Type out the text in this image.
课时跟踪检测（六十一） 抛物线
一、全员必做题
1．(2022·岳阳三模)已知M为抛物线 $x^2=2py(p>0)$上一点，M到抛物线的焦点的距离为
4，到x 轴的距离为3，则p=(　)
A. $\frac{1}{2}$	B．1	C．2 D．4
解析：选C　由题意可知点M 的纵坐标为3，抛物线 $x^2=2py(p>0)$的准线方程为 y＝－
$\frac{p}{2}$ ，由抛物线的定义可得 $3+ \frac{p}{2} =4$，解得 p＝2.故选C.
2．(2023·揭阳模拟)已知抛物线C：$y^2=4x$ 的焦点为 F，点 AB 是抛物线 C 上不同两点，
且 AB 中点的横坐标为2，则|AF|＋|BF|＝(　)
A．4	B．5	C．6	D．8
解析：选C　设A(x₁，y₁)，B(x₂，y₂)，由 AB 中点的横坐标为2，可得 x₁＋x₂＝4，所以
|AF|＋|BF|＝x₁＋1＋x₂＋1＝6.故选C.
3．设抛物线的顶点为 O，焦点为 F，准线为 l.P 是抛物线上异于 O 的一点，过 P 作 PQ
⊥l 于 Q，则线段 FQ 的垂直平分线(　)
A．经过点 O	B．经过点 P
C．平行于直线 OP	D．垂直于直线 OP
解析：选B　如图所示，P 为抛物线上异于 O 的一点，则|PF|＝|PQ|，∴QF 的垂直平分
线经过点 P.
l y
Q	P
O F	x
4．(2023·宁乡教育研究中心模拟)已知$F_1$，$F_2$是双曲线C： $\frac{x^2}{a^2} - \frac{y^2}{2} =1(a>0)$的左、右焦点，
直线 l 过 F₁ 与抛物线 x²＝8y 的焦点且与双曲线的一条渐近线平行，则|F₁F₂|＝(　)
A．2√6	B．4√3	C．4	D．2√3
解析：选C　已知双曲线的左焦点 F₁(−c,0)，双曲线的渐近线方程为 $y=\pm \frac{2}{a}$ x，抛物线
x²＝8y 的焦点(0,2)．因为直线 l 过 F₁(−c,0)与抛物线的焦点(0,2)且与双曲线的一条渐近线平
⁂
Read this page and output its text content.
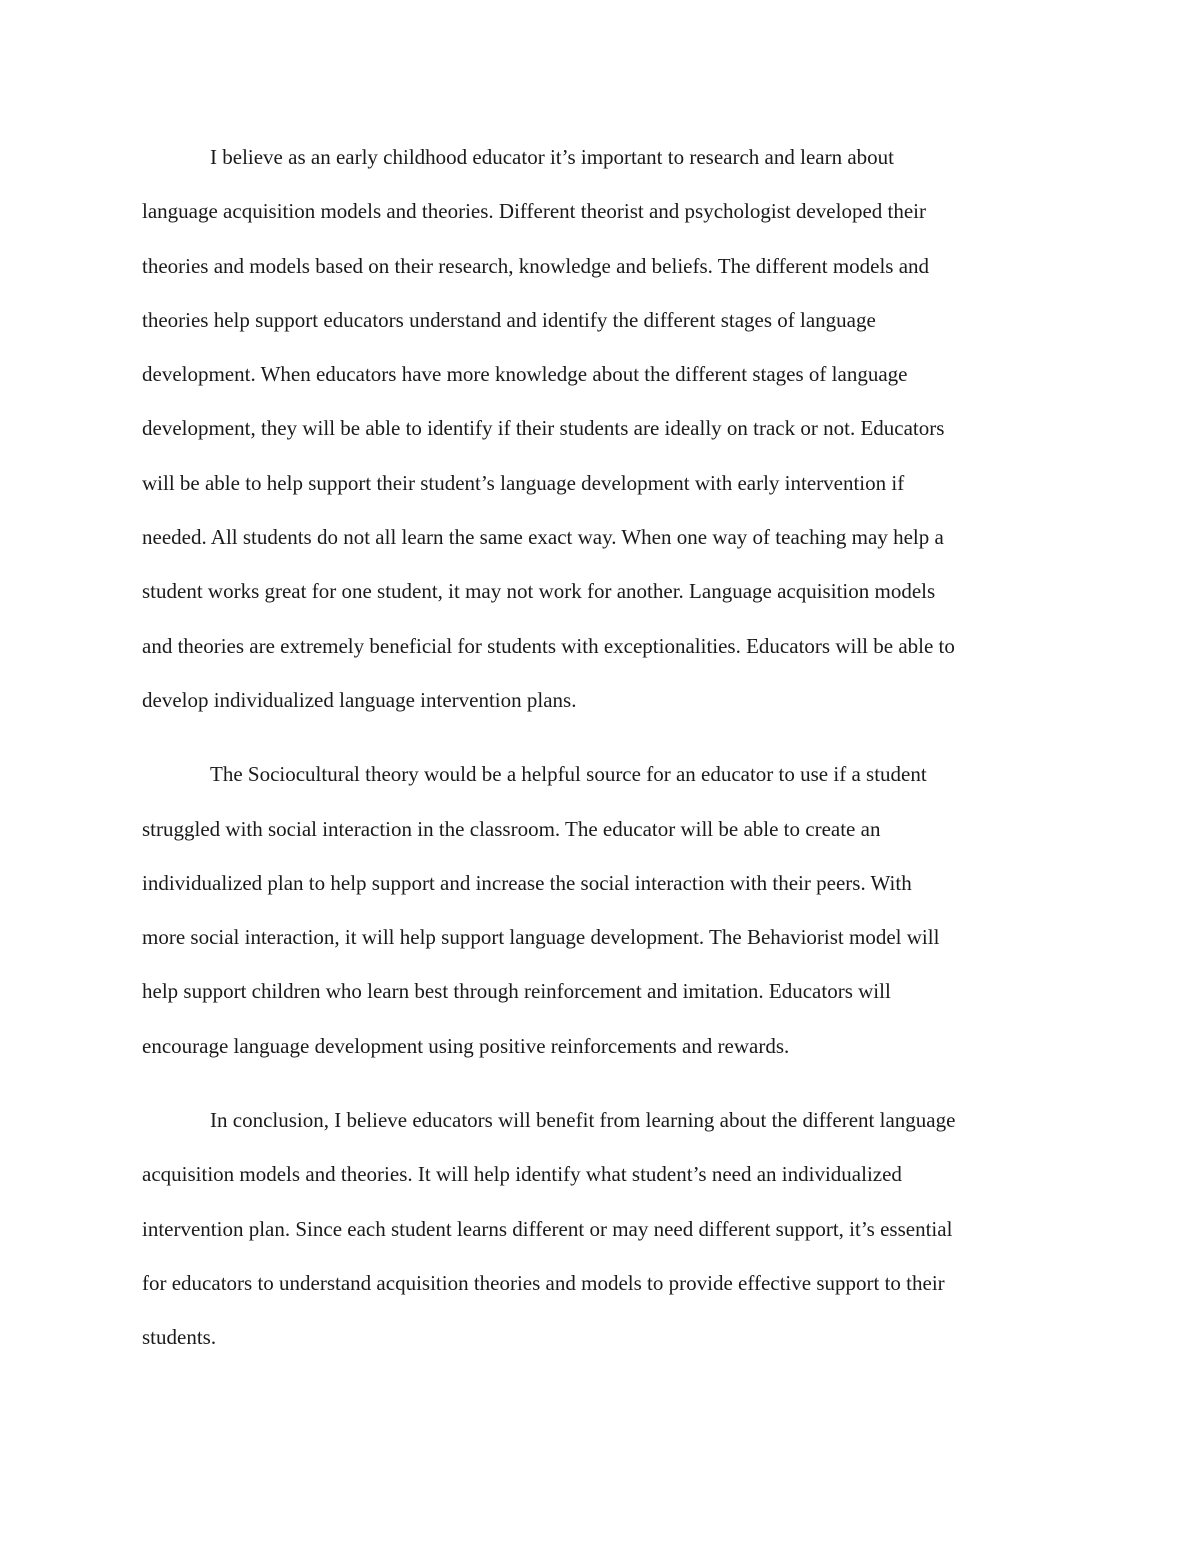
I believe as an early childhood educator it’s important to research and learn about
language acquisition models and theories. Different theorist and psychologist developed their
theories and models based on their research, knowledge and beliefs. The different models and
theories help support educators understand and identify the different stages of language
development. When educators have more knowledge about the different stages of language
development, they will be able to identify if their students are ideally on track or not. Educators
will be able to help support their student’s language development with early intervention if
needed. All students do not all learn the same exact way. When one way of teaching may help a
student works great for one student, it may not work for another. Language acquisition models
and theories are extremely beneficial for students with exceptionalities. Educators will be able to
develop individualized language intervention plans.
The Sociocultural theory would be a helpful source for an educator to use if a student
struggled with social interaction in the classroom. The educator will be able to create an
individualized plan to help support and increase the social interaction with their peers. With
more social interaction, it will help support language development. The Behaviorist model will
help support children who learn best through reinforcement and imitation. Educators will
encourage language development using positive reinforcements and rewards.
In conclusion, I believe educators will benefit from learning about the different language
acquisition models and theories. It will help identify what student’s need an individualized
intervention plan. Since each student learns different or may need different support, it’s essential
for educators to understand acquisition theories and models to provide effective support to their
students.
⁂
From the entries above, pull out each line that includes "individualized".

develop individualized language intervention plans.
individualized plan to help support and increase the social interaction with their peers. With
acquisition models and theories. It will help identify what student’s need an individualized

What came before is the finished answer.